Print out the data precisely as it appears here, with no pictures.

[Data for the task]

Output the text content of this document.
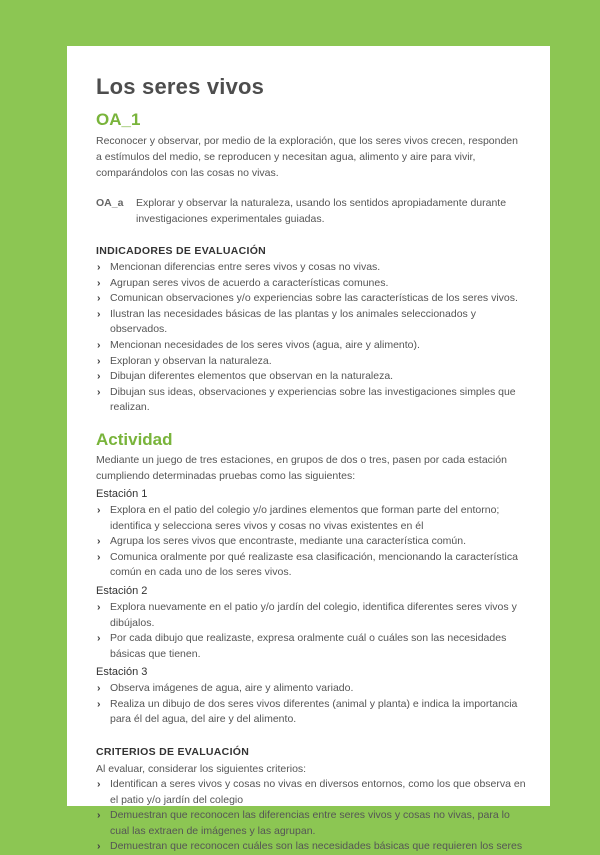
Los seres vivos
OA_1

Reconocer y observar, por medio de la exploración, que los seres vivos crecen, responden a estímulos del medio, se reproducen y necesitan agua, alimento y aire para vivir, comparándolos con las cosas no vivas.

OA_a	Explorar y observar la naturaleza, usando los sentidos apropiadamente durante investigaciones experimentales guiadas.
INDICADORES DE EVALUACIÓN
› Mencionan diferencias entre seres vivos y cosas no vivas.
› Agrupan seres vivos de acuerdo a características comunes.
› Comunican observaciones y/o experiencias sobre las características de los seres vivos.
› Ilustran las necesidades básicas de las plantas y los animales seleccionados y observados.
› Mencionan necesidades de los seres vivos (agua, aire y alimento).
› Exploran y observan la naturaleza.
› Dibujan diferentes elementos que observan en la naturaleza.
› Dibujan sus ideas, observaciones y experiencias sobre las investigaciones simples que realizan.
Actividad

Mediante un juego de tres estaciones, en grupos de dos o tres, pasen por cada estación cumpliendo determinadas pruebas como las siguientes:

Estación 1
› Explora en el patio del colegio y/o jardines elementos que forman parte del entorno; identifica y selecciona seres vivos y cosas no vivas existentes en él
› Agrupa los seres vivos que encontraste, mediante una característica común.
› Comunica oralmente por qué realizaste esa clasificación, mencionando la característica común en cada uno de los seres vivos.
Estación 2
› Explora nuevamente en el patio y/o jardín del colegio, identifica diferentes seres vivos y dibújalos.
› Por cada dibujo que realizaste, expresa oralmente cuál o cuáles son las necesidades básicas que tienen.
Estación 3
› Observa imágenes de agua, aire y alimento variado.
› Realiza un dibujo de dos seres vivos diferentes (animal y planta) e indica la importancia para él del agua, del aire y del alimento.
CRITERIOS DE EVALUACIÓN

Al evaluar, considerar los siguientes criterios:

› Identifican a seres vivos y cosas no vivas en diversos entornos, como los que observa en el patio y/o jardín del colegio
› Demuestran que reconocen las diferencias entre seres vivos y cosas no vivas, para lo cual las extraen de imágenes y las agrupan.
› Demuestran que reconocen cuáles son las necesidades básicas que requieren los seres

[/Data for the task]

§ Solution to the exercise
Output the text content of this document.
Los seres vivos
OA_1

Reconocer y observar, por medio de la exploración, que los seres vivos crecen, responden a estímulos del medio, se reproducen y necesitan agua, alimento y aire para vivir, comparándolos con las cosas no vivas.

OA_a	Explorar y observar la naturaleza, usando los sentidos apropiadamente durante investigaciones experimentales guiadas.
INDICADORES DE EVALUACIÓN
› Mencionan diferencias entre seres vivos y cosas no vivas.
› Agrupan seres vivos de acuerdo a características comunes.
› Comunican observaciones y/o experiencias sobre las características de los seres vivos.
› Ilustran las necesidades básicas de las plantas y los animales seleccionados y observados.
› Mencionan necesidades de los seres vivos (agua, aire y alimento).
› Exploran y observan la naturaleza.
› Dibujan diferentes elementos que observan en la naturaleza.
› Dibujan sus ideas, observaciones y experiencias sobre las investigaciones simples que realizan.
Actividad

Mediante un juego de tres estaciones, en grupos de dos o tres, pasen por cada estación cumpliendo determinadas pruebas como las siguientes:

Estación 1
› Explora en el patio del colegio y/o jardines elementos que forman parte del entorno; identifica y selecciona seres vivos y cosas no vivas existentes en él
› Agrupa los seres vivos que encontraste, mediante una característica común.
› Comunica oralmente por qué realizaste esa clasificación, mencionando la característica común en cada uno de los seres vivos.
Estación 2
› Explora nuevamente en el patio y/o jardín del colegio, identifica diferentes seres vivos y dibújalos.
› Por cada dibujo que realizaste, expresa oralmente cuál o cuáles son las necesidades básicas que tienen.
Estación 3
› Observa imágenes de agua, aire y alimento variado.
› Realiza un dibujo de dos seres vivos diferentes (animal y planta) e indica la importancia para él del agua, del aire y del alimento.
CRITERIOS DE EVALUACIÓN

Al evaluar, considerar los siguientes criterios:

› Identifican a seres vivos y cosas no vivas en diversos entornos, como los que observa en el patio y/o jardín del colegio
› Demuestran que reconocen las diferencias entre seres vivos y cosas no vivas, para lo cual las extraen de imágenes y las agrupan.
› Demuestran que reconocen cuáles son las necesidades básicas que requieren los seres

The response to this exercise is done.